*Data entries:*
====

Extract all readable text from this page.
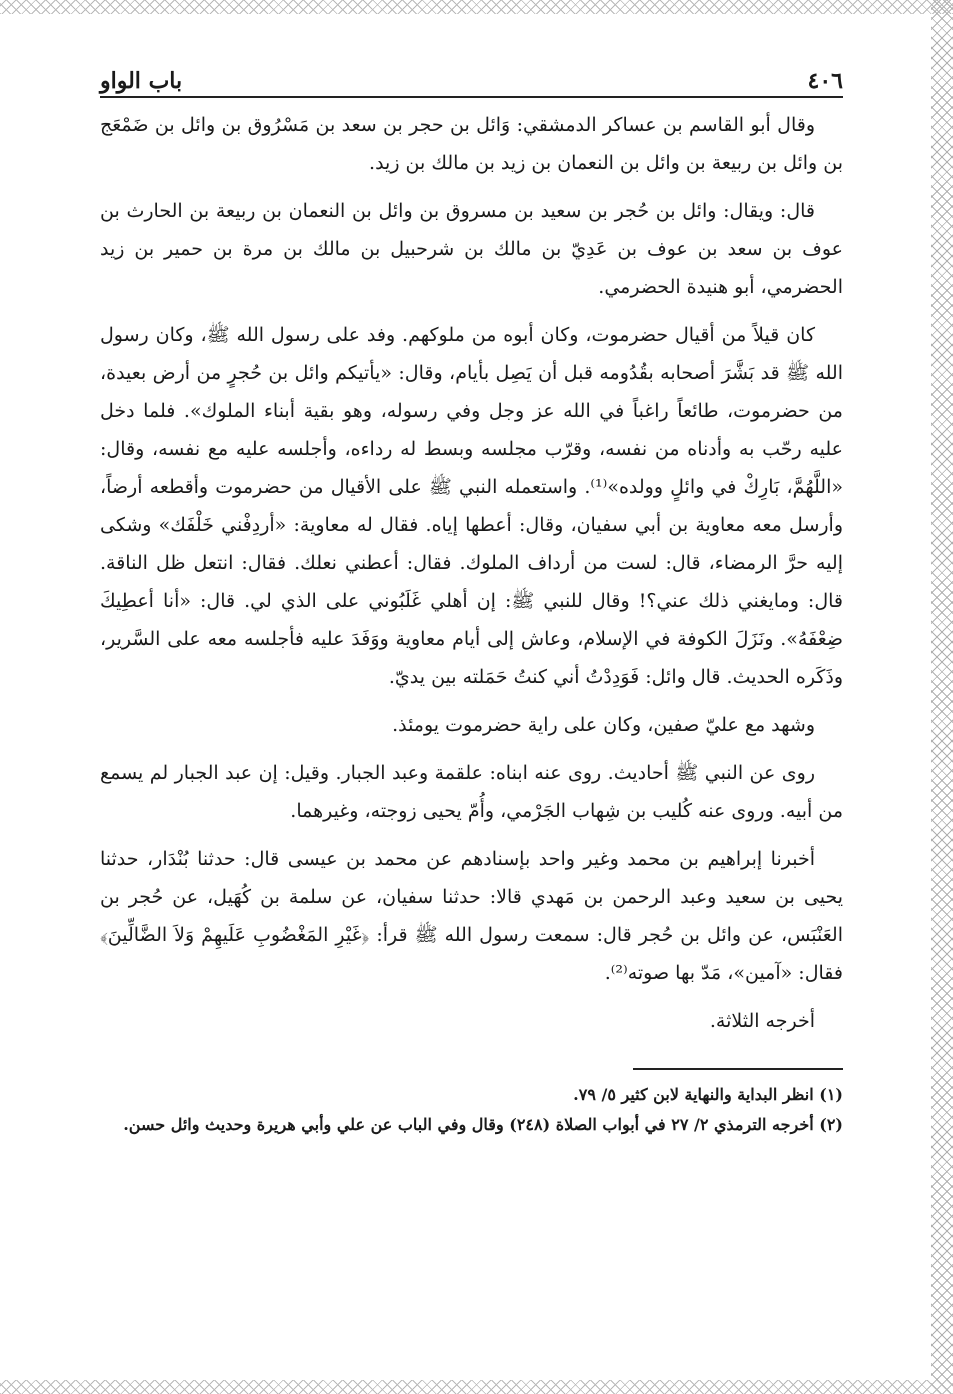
٤٠٦
باب الواو

وقال أبو القاسم بن عساكر الدمشقي: وَائل بن حجر بن سعد بن مَسْرُوق بن وائل بن ضَمْعَج بن وائل بن ربيعة بن وائل بن النعمان بن زيد بن مالك بن زيد.

قال: ويقال: وائل بن حُجر بن سعيد بن مسروق بن وائل بن النعمان بن ربيعة بن الحارث بن عوف بن سعد بن عوف بن عَدِيّ بن مالك بن شرحبيل بن مالك بن مرة بن حمير بن زيد الحضرمي، أبو هنيدة الحضرمي.

كان قيلاً من أقيال حضرموت، وكان أبوه من ملوكهم. وفد على رسول الله ﷺ، وكان رسول الله ﷺ قد بَشَّرَ أصحابه بقُدُومه قبل أن يَصِل بأيام، وقال: «يأتيكم وائل بن حُجرٍ من أرض بعيدة، من حضرموت، طائعاً راغباً في الله عز وجل وفي رسوله، وهو بقية أبناء الملوك». فلما دخل عليه رحّب به وأدناه من نفسه، وقرّب مجلسه وبسط له رداءه، وأجلسه عليه مع نفسه، وقال: «اللَّهُمَّ، بَارِكْ في وائلٍ وولده»⁽¹⁾. واستعمله النبي ﷺ على الأقيال من حضرموت وأقطعه أرضاً، وأرسل معه معاوية بن أبي سفيان، وقال: أعطها إياه. فقال له معاوية: «أردِفْني خَلْفَك» وشكى إليه حرَّ الرمضاء، قال: لست من أرداف الملوك. فقال: أعطني نعلك. فقال: انتعل ظل الناقة. قال: ومايغني ذلك عني؟! وقال للنبي ﷺ: إن أهلي غَلَبُوني على الذي لي. قال: «أنا أعطِيكَ ضِعْفَهُ». ونَزَلَ الكوفة في الإسلام، وعاش إلى أيام معاوية ووَفَدَ عليه فأجلسه معه على السَّرير، وذَكَره الحديث. قال وائل: فَوَدِدْتُ أني كنتُ حَمَلته بين يديّ.

وشهد مع عليّ صفين، وكان على راية حضرموت يومئذ.

روى عن النبي ﷺ أحاديث. روى عنه ابناه: علقمة وعبد الجبار. وقيل: إن عبد الجبار لم يسمع من أبيه. وروى عنه كُليب بن شِهاب الجَرْمي، وأُمّ يحيى زوجته، وغيرهما.

أخبرنا إبراهيم بن محمد وغير واحد بإسنادهم عن محمد بن عيسى قال: حدثنا بُنْدَار، حدثنا يحيى بن سعيد وعبد الرحمن بن مَهدي قالا: حدثنا سفيان، عن سلمة بن كُهَيل، عن حُجر بن العَنْبَس، عن وائل بن حُجر قال: سمعت رسول الله ﷺ قرأ: ﴿غَيْرِ المَغْضُوبِ عَلَيهِمْ وَلاَ الضَّالِّينَ﴾ فقال: «آمين»، مَدّ بها صوته⁽²⁾.

أخرجه الثلاثة.

(١) انظر البداية والنهاية لابن كثير ٥/ ٧٩.

(٢) أخرجه الترمذي ٢/ ٢٧ في أبواب الصلاة (٢٤٨) وقال وفي الباب عن علي وأبي هريرة وحديث وائل حسن.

====

*Task goal:*
In the listing, find all lines with the string "ربيعة" and copy them.

*Result:*
وقال أبو القاسم بن عساكر الدمشقي: وَائل بن حجر بن سعد بن مَسْرُوق بن وائل بن ضَمْعَج بن وائل بن ربيعة بن وائل بن النعمان بن زيد بن مالك بن زيد.
قال: ويقال: وائل بن حُجر بن سعيد بن مسروق بن وائل بن النعمان بن ربيعة بن الحارث بن عوف بن سعد بن عوف بن عَدِيّ بن مالك بن شرحبيل بن مالك بن مرة بن حمير بن زيد الحضرمي، أبو هنيدة الحضرمي.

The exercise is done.